_Data extract:_
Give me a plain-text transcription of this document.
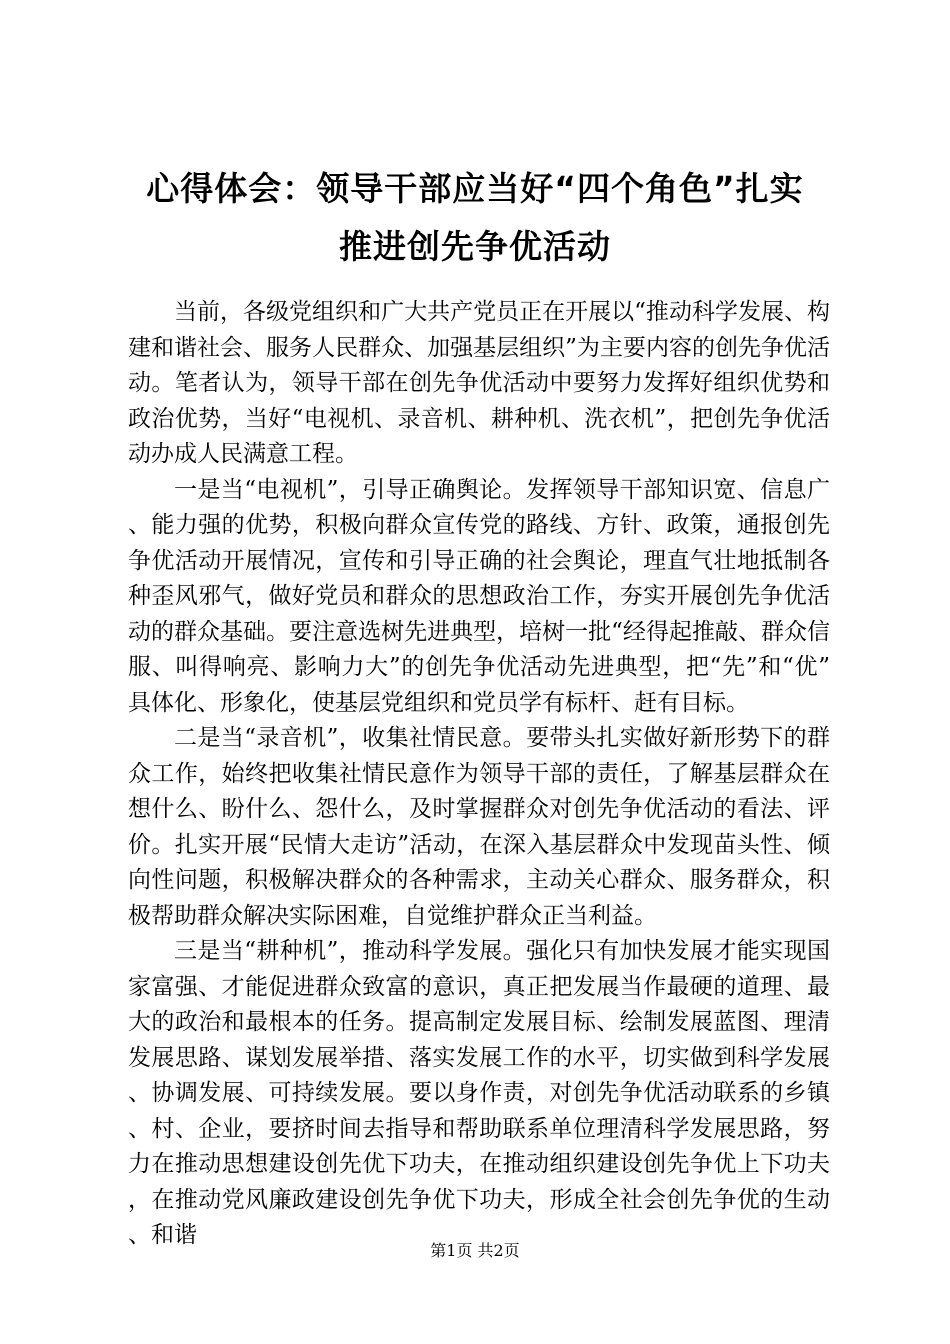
心得体会：领导干部应当好“四个角色”扎实
推进创先争优活动

当前，各级党组织和广大共产党员正在开展以“推动科学发展、构建和谐社会、服务人民群众、加强基层组织”为主要内容的创先争优活动。笔者认为，领导干部在创先争优活动中要努力发挥好组织优势和政治优势，当好“电视机、录音机、耕种机、洗衣机”，把创先争优活动办成人民满意工程。

一是当“电视机”，引导正确舆论。发挥领导干部知识宽、信息广、能力强的优势，积极向群众宣传党的路线、方针、政策，通报创先争优活动开展情况，宣传和引导正确的社会舆论，理直气壮地抵制各种歪风邪气，做好党员和群众的思想政治工作，夯实开展创先争优活动的群众基础。要注意选树先进典型，培树一批“经得起推敲、群众信服、叫得响亮、影响力大”的创先争优活动先进典型，把“先”和“优”具体化、形象化，使基层党组织和党员学有标杆、赶有目标。

二是当“录音机”，收集社情民意。要带头扎实做好新形势下的群众工作，始终把收集社情民意作为领导干部的责任，了解基层群众在想什么、盼什么、怨什么，及时掌握群众对创先争优活动的看法、评价。扎实开展“民情大走访”活动，在深入基层群众中发现苗头性、倾向性问题，积极解决群众的各种需求，主动关心群众、服务群众，积极帮助群众解决实际困难，自觉维护群众正当利益。

三是当“耕种机”，推动科学发展。强化只有加快发展才能实现国家富强、才能促进群众致富的意识，真正把发展当作最硬的道理、最大的政治和最根本的任务。提高制定发展目标、绘制发展蓝图、理清发展思路、谋划发展举措、落实发展工作的水平，切实做到科学发展、协调发展、可持续发展。要以身作责，对创先争优活动联系的乡镇、村、企业，要挤时间去指导和帮助联系单位理清科学发展思路，努力在推动思想建设创先优下功夫，在推动组织建设创先争优上下功夫，在推动党风廉政建设创先争优下功夫，形成全社会创先争优的生动、和谐

第1页 共2页
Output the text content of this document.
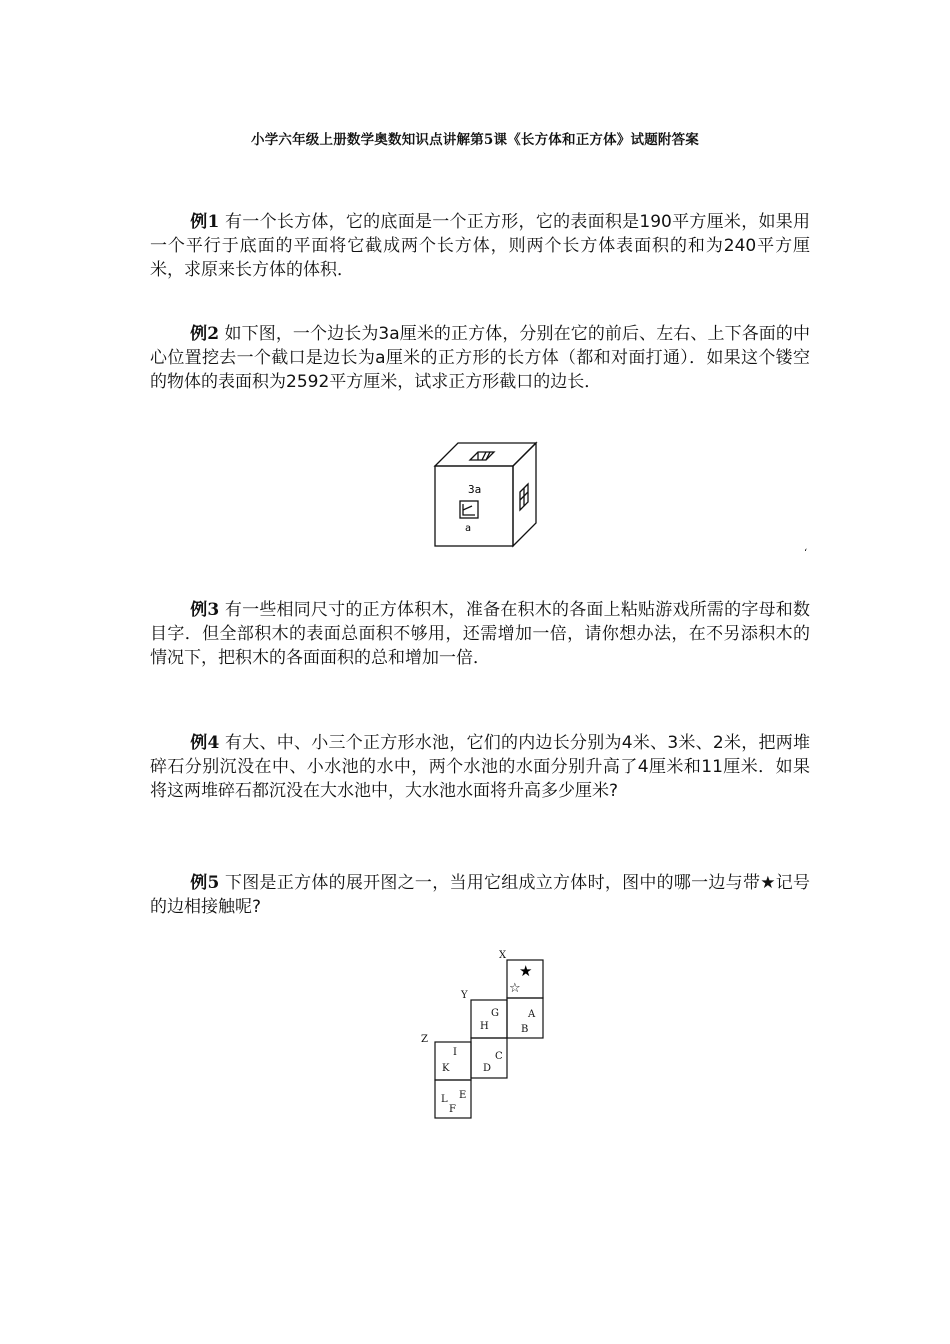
小学六年级上册数学奥数知识点讲解第5课《长方体和正方体》试题附答案
例1 有一个长方体，它的底面是一个正方形，它的表面积是190平方厘米，如果用一个平行于底面的平面将它截成两个长方体，则两个长方体表面积的和为240平方厘米，求原来长方体的体积．
例2 如下图，一个边长为3a厘米的正方体，分别在它的前后、左右、上下各面的中心位置挖去一个截口是边长为a厘米的正方形的长方体（都和对面打通）．如果这个镂空的物体的表面积为2592平方厘米，试求正方形截口的边长．
3a
a
‘
例3 有一些相同尺寸的正方体积木，准备在积木的各面上粘贴游戏所需的字母和数目字．但全部积木的表面总面积不够用，还需增加一倍，请你想办法，在不另添积木的情况下，把积木的各面面积的总和增加一倍．
例4 有大、中、小三个正方形水池，它们的内边长分别为4米、3米、2米，把两堆碎石分别沉没在中、小水池的水中，两个水池的水面分别升高了4厘米和11厘米．如果将这两堆碎石都沉没在大水池中，大水池水面将升高多少厘米?
例5 下图是正方体的展开图之一，当用它组成立方体时，图中的哪一边与带★记号的边相接触呢?
X
Y
Z
G
H
A
B
C
D
I
K
L E
F
★
☆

_Instructions for the task:_
Beginning with the line that contains "Output the text content of this document." and ending with the last line of the data above, output those lines exactly and nothing more, without any pictures.

_Solution below:_
Output the text content of this document.
小学六年级上册数学奥数知识点讲解第5课《长方体和正方体》试题附答案
例1 有一个长方体，它的底面是一个正方形，它的表面积是190平方厘米，如果用一个平行于底面的平面将它截成两个长方体，则两个长方体表面积的和为240平方厘米，求原来长方体的体积．
例2 如下图，一个边长为3a厘米的正方体，分别在它的前后、左右、上下各面的中心位置挖去一个截口是边长为a厘米的正方形的长方体（都和对面打通）．如果这个镂空的物体的表面积为2592平方厘米，试求正方形截口的边长．
3a
a
‘
例3 有一些相同尺寸的正方体积木，准备在积木的各面上粘贴游戏所需的字母和数目字．但全部积木的表面总面积不够用，还需增加一倍，请你想办法，在不另添积木的情况下，把积木的各面面积的总和增加一倍．
例4 有大、中、小三个正方形水池，它们的内边长分别为4米、3米、2米，把两堆碎石分别沉没在中、小水池的水中，两个水池的水面分别升高了4厘米和11厘米．如果将这两堆碎石都沉没在大水池中，大水池水面将升高多少厘米?
例5 下图是正方体的展开图之一，当用它组成立方体时，图中的哪一边与带★记号的边相接触呢?
X
Y
Z
G
H
A
B
C
D
I
K
L E
F
★
☆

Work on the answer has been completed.